Records from a data collection:
## Start

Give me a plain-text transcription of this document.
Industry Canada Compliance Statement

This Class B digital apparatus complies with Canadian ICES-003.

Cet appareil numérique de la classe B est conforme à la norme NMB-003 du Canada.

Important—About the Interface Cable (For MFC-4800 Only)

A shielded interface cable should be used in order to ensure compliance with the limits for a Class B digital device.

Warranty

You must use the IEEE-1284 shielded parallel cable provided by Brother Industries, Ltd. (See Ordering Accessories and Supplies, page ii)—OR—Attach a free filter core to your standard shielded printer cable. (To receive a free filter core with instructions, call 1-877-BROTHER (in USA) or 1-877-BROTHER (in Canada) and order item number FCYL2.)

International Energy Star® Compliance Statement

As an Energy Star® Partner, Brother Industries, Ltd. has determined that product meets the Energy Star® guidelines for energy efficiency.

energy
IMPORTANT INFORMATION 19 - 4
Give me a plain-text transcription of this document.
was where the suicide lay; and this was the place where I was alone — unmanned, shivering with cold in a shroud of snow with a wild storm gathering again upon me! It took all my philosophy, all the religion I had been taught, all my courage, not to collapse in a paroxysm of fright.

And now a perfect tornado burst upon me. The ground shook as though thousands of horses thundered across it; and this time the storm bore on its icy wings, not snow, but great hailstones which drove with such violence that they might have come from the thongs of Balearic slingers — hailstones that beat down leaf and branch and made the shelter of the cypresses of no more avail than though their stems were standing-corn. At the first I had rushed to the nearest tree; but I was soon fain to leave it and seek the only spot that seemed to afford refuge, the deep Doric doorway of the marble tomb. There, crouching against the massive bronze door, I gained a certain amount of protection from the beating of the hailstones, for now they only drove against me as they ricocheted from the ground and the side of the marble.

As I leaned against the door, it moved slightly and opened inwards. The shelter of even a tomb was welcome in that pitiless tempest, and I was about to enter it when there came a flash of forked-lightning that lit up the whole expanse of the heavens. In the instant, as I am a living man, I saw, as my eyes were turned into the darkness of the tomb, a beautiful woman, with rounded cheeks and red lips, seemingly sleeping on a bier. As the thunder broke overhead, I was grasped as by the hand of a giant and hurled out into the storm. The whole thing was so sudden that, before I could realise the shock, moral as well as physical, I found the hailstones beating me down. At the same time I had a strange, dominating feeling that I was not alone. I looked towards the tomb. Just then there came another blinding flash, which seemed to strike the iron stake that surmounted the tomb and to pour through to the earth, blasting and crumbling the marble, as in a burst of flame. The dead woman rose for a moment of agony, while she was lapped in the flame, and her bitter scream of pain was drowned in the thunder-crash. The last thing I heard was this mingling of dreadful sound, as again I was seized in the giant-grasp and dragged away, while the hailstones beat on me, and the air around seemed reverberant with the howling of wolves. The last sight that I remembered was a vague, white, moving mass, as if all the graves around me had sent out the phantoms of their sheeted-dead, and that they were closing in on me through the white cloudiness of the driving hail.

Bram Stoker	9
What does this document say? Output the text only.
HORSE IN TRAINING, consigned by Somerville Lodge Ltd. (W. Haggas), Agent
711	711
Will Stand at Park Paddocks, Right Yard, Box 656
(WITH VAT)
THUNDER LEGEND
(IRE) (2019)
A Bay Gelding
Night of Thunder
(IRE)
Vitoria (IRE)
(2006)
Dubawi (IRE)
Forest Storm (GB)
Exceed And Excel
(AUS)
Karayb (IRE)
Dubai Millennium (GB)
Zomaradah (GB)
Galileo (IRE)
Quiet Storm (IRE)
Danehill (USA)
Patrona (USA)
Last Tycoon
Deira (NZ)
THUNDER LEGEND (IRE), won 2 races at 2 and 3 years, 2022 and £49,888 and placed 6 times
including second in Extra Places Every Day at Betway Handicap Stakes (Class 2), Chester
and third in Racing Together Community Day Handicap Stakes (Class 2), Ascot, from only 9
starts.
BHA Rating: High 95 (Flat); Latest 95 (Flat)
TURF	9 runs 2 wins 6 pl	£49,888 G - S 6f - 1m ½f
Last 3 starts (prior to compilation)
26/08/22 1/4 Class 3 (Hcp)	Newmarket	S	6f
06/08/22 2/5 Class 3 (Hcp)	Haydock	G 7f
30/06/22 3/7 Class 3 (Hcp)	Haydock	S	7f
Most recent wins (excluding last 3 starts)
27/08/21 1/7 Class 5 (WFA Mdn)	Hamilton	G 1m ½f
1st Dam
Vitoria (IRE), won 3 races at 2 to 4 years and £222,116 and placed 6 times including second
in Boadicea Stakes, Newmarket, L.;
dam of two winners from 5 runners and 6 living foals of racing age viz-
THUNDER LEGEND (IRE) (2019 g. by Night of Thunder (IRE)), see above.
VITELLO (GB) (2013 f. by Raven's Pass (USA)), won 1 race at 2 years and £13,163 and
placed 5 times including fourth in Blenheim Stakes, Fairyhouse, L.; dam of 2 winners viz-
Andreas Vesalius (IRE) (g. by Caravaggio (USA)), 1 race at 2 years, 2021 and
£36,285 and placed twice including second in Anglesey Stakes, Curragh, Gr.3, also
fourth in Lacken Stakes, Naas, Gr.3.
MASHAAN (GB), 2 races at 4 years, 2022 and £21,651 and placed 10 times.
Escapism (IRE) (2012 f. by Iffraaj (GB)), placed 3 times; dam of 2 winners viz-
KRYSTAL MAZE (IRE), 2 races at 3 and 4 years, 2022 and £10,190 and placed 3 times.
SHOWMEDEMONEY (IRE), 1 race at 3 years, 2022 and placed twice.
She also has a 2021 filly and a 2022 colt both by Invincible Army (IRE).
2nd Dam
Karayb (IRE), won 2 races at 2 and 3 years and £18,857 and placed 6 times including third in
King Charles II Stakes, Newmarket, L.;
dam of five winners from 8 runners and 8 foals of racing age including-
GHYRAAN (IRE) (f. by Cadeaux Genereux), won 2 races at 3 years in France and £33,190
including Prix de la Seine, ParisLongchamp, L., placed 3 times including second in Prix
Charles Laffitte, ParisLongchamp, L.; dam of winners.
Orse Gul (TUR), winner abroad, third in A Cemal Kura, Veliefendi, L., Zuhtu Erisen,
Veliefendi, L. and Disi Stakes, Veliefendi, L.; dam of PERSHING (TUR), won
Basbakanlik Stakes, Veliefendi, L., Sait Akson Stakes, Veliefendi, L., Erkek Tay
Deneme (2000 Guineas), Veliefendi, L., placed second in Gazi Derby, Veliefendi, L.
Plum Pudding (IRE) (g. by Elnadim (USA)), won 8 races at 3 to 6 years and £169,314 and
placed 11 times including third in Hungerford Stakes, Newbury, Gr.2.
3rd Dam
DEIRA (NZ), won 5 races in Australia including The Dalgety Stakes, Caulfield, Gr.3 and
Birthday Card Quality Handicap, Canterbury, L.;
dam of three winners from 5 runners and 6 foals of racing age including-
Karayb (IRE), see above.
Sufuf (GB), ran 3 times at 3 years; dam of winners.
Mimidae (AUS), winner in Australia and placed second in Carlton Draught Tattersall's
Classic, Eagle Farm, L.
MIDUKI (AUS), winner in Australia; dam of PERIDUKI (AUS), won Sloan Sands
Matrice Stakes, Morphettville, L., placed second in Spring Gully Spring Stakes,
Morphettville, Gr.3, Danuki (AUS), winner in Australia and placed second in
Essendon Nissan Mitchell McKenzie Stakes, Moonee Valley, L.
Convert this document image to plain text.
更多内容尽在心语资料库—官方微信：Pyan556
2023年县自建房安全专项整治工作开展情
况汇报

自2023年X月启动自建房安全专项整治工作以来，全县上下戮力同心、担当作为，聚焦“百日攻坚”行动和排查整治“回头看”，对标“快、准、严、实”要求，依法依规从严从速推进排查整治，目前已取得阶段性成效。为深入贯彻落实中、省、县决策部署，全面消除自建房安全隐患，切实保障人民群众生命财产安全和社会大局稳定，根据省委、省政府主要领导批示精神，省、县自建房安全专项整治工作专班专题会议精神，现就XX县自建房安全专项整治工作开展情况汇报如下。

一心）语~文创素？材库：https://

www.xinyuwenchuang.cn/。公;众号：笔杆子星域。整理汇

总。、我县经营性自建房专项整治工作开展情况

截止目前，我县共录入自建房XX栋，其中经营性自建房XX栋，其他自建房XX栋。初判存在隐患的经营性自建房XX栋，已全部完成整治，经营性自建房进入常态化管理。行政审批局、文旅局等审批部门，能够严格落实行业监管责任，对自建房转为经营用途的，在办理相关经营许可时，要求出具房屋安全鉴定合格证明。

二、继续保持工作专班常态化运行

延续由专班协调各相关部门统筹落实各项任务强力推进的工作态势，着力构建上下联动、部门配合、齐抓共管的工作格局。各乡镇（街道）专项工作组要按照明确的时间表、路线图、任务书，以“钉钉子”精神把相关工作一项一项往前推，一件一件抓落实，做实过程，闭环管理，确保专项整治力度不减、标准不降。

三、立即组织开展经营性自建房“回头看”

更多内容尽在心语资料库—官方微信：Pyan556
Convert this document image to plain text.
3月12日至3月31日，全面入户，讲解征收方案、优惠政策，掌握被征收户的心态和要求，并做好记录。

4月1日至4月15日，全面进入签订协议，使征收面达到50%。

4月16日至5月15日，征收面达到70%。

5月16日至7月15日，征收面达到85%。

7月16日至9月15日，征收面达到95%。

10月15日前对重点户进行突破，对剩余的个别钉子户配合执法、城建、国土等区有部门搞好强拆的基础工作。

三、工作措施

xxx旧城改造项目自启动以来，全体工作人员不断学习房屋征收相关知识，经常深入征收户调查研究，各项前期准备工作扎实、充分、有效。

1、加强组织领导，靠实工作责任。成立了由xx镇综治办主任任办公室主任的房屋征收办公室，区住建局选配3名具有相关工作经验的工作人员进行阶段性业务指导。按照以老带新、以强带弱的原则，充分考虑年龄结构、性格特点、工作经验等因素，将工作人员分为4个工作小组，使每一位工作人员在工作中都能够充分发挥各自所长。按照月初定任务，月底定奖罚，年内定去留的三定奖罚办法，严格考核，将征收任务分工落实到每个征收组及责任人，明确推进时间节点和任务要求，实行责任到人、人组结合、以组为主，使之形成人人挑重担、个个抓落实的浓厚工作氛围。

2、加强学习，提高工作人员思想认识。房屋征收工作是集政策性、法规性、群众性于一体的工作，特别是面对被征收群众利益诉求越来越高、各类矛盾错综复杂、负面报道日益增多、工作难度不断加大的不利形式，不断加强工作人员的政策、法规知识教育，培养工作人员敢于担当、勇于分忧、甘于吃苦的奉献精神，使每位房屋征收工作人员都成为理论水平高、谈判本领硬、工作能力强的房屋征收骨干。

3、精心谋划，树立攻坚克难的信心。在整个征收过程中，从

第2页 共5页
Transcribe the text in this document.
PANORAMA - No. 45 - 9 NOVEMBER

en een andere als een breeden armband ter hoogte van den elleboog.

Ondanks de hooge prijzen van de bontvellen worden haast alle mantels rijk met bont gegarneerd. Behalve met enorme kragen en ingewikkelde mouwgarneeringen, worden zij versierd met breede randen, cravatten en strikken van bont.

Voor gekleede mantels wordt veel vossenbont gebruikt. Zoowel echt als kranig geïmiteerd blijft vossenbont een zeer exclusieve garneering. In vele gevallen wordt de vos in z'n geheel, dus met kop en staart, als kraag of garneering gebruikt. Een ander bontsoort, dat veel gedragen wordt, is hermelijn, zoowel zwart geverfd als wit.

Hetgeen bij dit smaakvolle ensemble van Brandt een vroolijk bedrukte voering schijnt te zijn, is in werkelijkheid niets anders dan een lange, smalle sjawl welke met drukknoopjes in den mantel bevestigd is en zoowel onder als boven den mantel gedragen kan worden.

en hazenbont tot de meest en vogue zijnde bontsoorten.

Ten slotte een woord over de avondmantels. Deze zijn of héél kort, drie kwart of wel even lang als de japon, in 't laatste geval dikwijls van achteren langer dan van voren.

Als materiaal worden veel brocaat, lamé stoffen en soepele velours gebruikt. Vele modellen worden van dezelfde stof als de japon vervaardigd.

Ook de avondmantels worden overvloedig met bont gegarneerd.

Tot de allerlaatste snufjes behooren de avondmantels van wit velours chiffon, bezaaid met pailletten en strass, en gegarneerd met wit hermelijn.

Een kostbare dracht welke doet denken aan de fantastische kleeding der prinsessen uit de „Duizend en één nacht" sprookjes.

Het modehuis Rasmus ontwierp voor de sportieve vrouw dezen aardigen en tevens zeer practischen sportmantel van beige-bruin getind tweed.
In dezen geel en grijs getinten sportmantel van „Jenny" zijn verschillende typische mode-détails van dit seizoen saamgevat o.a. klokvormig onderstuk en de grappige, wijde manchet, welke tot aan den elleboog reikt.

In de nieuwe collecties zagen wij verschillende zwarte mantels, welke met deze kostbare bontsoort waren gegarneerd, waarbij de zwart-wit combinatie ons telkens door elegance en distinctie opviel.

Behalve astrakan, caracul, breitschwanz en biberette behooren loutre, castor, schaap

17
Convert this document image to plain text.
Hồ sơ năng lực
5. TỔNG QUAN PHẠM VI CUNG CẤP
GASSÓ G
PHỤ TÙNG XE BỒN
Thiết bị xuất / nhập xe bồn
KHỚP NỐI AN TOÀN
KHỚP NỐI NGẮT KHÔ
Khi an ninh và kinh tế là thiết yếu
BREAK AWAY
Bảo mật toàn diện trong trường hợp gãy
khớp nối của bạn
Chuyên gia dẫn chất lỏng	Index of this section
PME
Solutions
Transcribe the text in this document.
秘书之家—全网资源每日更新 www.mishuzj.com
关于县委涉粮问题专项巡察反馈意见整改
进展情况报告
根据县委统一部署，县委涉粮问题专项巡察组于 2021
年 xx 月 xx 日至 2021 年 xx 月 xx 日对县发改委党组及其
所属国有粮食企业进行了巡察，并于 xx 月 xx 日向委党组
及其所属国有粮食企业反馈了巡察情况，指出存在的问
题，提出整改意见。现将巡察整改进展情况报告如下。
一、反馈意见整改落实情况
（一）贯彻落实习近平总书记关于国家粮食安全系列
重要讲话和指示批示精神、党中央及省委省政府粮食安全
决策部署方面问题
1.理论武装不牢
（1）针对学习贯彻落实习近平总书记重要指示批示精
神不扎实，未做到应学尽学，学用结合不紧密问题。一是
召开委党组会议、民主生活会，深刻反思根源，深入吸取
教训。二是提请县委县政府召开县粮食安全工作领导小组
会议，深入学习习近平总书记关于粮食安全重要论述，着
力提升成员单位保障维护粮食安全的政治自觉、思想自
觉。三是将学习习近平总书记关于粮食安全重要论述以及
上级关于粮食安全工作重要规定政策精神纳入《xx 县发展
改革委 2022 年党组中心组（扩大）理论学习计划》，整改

## End

> [What needs to be done] Scan the material above for the word "Handicap". Copy each line where it occurs.

> [Result for this exercise]
including second in Extra Places Every Day at Betway Handicap Stakes (Class 2), Chester
and third in Racing Together Community Day Handicap Stakes (Class 2), Ascot, from only 9
Birthday Card Quality Handicap, Canterbury, L.;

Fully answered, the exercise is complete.